* **Recorded information**:
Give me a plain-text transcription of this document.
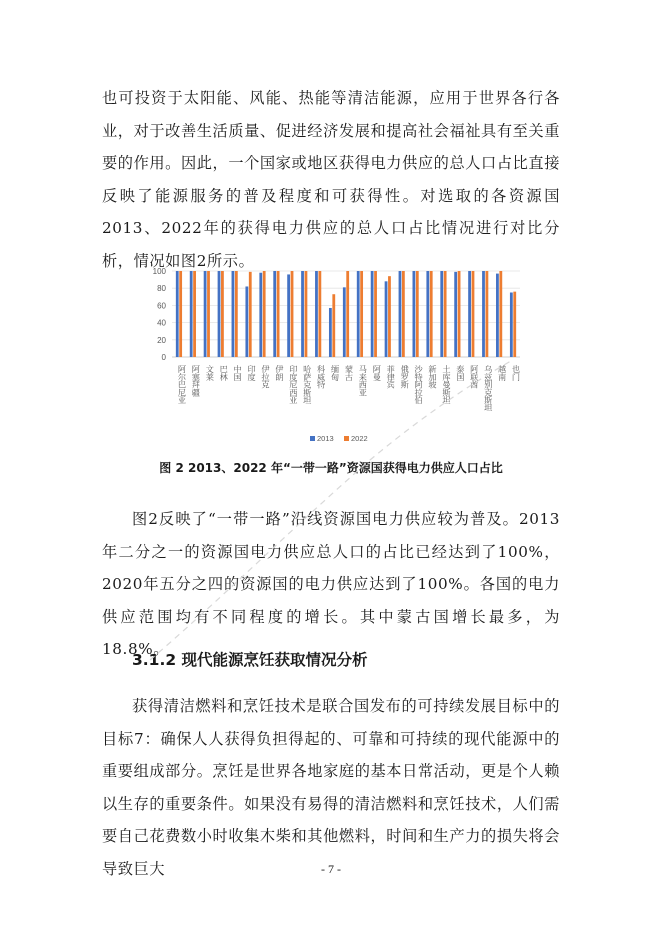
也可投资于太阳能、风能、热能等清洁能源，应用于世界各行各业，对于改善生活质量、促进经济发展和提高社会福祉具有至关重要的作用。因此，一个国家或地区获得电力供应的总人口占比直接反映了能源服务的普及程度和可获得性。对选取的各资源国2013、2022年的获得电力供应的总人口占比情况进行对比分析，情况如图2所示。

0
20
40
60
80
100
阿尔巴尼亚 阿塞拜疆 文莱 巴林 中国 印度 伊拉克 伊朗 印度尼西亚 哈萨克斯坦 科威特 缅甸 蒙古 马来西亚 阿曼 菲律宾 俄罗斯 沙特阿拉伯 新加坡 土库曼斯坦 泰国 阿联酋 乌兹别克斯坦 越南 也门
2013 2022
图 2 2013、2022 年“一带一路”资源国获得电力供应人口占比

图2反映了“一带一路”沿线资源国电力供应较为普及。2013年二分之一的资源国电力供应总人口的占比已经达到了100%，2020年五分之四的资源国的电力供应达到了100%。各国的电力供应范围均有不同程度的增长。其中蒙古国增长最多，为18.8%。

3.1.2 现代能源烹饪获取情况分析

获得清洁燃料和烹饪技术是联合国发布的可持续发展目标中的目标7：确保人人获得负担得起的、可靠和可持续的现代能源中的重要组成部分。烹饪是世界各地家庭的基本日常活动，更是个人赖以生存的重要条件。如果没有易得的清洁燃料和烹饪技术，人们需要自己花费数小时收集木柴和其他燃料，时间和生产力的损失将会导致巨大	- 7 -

* **Problem description**:
Return the listing above in full and without alteration, excluding its pictures.

* **Finished exercise**:
Give me a plain-text transcription of this document.
也可投资于太阳能、风能、热能等清洁能源，应用于世界各行各业，对于改善生活质量、促进经济发展和提高社会福祉具有至关重要的作用。因此，一个国家或地区获得电力供应的总人口占比直接反映了能源服务的普及程度和可获得性。对选取的各资源国2013、2022年的获得电力供应的总人口占比情况进行对比分析，情况如图2所示。

0
20
40
60
80
100
阿尔巴尼亚 阿塞拜疆 文莱 巴林 中国 印度 伊拉克 伊朗 印度尼西亚 哈萨克斯坦 科威特 缅甸 蒙古 马来西亚 阿曼 菲律宾 俄罗斯 沙特阿拉伯 新加坡 土库曼斯坦 泰国 阿联酋 乌兹别克斯坦 越南 也门
2013 2022
图 2 2013、2022 年“一带一路”资源国获得电力供应人口占比

图2反映了“一带一路”沿线资源国电力供应较为普及。2013年二分之一的资源国电力供应总人口的占比已经达到了100%，2020年五分之四的资源国的电力供应达到了100%。各国的电力供应范围均有不同程度的增长。其中蒙古国增长最多，为18.8%。

3.1.2 现代能源烹饪获取情况分析

获得清洁燃料和烹饪技术是联合国发布的可持续发展目标中的目标7：确保人人获得负担得起的、可靠和可持续的现代能源中的重要组成部分。烹饪是世界各地家庭的基本日常活动，更是个人赖以生存的重要条件。如果没有易得的清洁燃料和烹饪技术，人们需要自己花费数小时收集木柴和其他燃料，时间和生产力的损失将会导致巨大	- 7 -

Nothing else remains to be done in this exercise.